The upcoming trading update on 3 April from online greetings card outfit Moonpig (MOON) needs to demonstrate it is on track with its ambitious medium-term targets.
Moonpig is the leading online designer, printer and retailer of greetings cards in the UK through its eponymous platform, and in the Netherlands (through Greetz), with close to 70% market shares in both markets. The company has boosted ancillary revenue from gifting to nearly 40% of revenue.
However, a target set in October 2024 for double-digit revenue growth could be difficult to achieve given a depressed consumer backdrop and relatively low growth in the wider greetings card market. It relies on new customer acquisition, retention and getting people to make purchases more frequently.
Investors will be looking for guidance on shareholder returns, as Moonpig generates large amounts of cash thanks to its high margins, low working capital requirements and disciplined approach to capital expenditure. This could support increases in the dividend and share buybacks.
There may also be commentary on cost pressures, which Berenberg analyst Adam Tomlinson thinks should prove fairly manageable: ‘Moonpig faces a much more benign cost outlook than appreciated, in our view. National insurance contribution rises from April will have a sub-£1 million per annum effect, while national living wage increases will be immaterial, as the group does not employ many entry-level workers.’
Broker Panmure Liberum’s consumer team comment: ‘While guidance is clear, we believe it is optimistic, as new customer acquisition is lower than needed and the market environment does not support an improved gift attach rate. Consensus estimates may be too high compared to our more conservative projections, which could impact sentiment.’

Dataset excerpt:
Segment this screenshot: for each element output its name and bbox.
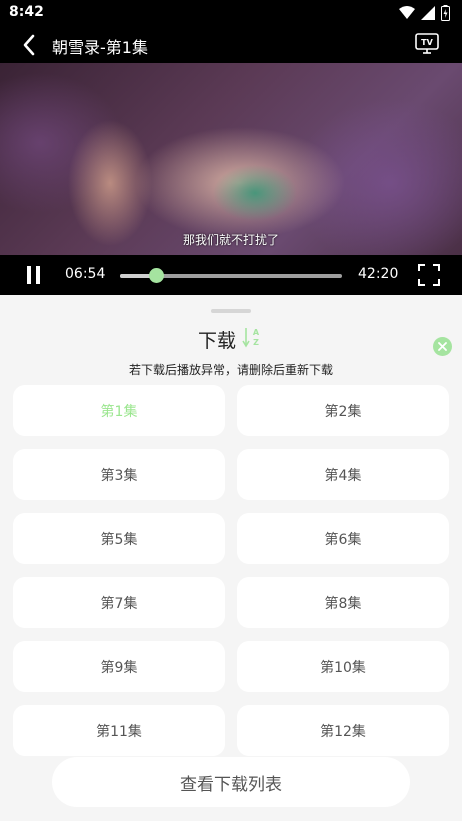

Exercise goal: Condense the paragraph of the Moonpig extract that begins "Moonpig is the leading online designer" into a short bulleted list that keeps its main facts.

Solution for this problem:
- Leading online designer, printer and retailer of greetings cards in the UK (through the Moonpig platform) and the Netherlands (through Greetz)
- Close to 70% market share in both markets
- Ancillary revenue from gifting boosted to nearly 40% of revenue